#### [BRIEF]
How many lines hold the string "icon"? Give only the number.

#### [SUPPLIED DATA]
-- BEGIN --

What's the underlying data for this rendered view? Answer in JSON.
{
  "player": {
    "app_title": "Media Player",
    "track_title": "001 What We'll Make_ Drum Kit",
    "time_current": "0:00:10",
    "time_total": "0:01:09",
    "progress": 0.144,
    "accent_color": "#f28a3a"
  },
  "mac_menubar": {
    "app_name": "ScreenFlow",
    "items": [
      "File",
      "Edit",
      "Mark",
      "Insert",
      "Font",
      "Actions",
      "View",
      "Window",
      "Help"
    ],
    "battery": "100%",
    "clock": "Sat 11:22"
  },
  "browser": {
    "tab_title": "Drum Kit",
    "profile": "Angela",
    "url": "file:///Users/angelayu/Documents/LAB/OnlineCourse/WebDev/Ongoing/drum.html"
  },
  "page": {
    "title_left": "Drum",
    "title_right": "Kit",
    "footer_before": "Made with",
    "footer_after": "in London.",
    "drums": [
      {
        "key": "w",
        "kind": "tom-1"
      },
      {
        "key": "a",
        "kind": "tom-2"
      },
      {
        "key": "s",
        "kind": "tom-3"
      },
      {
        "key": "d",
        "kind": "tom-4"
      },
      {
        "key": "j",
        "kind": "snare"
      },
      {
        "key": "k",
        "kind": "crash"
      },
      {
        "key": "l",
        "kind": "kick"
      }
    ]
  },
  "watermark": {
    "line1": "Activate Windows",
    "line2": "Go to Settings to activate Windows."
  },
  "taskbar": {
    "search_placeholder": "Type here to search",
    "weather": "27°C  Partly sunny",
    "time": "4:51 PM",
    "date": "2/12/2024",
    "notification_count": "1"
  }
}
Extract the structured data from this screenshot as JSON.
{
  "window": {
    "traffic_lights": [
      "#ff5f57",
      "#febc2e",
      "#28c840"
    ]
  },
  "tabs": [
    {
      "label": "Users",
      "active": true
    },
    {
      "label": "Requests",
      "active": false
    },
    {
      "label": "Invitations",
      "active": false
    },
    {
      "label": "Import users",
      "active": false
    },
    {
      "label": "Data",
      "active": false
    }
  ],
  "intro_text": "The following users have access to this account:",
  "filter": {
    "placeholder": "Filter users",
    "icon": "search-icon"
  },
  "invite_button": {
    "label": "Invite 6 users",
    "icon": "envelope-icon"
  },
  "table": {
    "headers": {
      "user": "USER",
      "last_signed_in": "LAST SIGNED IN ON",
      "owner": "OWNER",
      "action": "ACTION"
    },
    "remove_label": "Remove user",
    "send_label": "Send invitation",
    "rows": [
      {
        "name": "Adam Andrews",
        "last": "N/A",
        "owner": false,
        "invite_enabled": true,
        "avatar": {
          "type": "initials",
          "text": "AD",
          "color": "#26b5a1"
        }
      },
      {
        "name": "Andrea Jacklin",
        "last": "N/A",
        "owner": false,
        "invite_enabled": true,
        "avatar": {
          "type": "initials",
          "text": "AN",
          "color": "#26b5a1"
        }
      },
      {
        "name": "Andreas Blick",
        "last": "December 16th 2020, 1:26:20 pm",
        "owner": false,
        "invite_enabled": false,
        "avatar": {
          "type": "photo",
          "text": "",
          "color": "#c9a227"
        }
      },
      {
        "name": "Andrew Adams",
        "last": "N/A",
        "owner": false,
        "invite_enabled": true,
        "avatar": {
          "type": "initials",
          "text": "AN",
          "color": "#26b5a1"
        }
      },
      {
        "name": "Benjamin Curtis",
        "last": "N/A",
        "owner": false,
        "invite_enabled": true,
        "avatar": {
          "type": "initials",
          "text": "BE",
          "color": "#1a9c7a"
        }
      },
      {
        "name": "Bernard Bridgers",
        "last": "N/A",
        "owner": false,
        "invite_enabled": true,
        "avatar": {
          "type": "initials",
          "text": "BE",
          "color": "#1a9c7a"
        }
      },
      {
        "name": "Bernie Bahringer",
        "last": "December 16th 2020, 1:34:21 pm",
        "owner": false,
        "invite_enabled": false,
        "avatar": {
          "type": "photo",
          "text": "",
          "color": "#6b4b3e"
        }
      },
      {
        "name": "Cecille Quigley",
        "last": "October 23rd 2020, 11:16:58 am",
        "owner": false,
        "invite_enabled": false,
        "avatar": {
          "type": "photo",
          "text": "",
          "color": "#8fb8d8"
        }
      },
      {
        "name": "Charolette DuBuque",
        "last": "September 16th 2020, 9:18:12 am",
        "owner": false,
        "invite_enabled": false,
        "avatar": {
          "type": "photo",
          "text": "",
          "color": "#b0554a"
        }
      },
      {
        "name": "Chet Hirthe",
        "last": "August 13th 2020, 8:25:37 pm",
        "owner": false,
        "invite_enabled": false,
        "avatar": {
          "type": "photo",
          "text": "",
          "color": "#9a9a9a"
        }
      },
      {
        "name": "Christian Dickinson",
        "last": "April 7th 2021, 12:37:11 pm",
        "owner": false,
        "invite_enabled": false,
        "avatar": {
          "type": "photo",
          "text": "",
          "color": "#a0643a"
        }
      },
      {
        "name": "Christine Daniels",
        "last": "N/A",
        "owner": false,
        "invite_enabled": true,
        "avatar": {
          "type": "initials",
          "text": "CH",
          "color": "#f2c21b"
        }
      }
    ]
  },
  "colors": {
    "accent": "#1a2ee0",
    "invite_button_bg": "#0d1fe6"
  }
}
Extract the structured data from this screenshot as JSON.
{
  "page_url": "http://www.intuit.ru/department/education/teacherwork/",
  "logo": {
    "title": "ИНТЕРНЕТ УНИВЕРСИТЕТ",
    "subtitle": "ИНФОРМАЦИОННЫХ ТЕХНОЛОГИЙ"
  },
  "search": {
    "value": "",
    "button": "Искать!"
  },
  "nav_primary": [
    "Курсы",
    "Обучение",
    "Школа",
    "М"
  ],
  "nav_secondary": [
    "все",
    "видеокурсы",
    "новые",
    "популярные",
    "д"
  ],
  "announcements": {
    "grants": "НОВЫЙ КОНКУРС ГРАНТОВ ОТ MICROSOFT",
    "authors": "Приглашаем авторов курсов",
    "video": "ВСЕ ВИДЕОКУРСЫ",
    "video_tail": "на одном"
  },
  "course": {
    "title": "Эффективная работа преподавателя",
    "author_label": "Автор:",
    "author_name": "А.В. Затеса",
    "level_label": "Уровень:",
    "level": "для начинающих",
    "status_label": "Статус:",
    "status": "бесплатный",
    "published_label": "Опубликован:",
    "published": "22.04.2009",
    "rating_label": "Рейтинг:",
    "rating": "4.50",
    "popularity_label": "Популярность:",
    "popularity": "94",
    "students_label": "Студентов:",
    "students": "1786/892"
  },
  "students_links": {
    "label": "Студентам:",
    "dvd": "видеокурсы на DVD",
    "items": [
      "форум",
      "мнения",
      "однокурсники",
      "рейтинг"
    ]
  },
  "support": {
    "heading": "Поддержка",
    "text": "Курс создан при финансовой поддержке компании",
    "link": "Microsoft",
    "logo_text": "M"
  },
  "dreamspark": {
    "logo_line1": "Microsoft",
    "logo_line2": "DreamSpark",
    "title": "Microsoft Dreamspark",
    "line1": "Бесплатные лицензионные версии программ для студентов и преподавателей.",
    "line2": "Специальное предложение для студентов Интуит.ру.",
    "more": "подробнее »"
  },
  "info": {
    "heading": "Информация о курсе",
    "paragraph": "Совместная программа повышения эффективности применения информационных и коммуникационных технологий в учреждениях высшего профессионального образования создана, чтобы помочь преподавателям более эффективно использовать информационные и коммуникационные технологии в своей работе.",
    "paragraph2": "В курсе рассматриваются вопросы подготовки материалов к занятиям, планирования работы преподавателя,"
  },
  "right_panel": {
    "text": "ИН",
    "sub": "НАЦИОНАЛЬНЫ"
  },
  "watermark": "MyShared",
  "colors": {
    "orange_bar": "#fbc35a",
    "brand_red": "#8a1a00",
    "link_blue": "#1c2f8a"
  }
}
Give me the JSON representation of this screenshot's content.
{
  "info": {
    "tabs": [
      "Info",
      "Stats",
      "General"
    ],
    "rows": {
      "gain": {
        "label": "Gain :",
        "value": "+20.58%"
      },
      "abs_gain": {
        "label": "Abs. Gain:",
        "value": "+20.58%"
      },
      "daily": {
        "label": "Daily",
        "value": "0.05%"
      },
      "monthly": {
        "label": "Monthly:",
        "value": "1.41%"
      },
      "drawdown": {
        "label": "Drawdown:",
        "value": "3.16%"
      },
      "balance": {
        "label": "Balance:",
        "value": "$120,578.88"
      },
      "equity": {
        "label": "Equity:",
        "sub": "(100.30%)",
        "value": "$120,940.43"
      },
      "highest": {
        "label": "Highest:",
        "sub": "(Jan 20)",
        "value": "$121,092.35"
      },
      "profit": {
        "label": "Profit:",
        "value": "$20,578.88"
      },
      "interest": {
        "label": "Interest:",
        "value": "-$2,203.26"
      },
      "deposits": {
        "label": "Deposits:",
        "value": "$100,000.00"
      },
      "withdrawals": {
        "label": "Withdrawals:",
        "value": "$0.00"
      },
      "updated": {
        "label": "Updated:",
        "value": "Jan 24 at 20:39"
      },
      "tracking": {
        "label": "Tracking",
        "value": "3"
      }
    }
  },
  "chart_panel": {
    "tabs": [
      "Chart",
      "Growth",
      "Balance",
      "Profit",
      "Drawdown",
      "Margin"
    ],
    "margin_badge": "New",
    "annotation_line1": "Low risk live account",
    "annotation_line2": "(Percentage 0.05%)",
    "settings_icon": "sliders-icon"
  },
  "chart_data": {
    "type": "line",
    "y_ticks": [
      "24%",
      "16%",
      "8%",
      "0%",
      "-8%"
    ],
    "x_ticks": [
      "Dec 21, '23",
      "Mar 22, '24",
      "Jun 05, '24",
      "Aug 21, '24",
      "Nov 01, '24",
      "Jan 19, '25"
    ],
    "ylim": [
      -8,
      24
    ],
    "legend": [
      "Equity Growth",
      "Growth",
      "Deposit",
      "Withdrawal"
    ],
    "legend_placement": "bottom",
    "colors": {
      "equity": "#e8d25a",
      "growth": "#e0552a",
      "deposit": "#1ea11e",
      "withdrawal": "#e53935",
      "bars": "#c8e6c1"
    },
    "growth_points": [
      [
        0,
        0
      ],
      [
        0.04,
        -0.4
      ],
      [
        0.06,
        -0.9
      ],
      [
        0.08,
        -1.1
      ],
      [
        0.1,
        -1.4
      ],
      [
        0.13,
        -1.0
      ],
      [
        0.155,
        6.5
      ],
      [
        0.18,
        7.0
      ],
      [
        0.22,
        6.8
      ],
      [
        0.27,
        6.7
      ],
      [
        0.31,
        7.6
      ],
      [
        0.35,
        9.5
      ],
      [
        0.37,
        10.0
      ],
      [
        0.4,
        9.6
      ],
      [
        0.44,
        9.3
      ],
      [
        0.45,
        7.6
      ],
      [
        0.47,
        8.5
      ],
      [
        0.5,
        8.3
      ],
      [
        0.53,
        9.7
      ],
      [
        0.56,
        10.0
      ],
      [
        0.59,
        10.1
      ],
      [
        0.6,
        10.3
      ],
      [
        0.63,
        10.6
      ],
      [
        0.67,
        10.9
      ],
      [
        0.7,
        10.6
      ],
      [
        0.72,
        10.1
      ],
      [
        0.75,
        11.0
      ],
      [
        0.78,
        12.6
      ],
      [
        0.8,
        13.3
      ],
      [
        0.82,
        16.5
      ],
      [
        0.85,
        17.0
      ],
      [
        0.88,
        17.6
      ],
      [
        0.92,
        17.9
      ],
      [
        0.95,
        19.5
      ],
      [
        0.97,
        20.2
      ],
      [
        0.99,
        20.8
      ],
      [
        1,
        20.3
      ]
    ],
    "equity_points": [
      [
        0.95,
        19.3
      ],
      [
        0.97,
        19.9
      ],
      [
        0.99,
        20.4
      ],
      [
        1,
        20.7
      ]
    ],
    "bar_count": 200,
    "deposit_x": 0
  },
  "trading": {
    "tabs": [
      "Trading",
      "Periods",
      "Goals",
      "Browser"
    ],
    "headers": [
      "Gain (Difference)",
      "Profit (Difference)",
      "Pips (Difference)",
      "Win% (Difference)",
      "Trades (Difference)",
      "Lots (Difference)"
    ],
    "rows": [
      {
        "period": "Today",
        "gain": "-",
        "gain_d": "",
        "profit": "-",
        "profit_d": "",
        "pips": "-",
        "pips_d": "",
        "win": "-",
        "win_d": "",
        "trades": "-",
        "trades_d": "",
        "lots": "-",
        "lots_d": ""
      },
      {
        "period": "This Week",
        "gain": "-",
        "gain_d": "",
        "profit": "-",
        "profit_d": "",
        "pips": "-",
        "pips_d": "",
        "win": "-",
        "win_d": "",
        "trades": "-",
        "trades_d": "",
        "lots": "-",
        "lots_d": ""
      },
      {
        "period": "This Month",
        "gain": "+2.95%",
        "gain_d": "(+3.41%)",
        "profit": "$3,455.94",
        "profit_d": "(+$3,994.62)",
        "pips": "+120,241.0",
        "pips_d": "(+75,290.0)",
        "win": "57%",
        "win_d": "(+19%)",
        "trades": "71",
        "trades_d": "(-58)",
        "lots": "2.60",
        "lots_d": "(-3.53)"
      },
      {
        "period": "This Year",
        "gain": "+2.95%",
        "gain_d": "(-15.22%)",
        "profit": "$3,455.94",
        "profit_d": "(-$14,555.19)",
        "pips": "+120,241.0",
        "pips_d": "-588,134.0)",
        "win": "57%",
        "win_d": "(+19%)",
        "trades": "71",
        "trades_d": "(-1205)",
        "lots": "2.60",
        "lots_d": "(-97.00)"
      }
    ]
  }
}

-- END --

#### [ANSWER]
3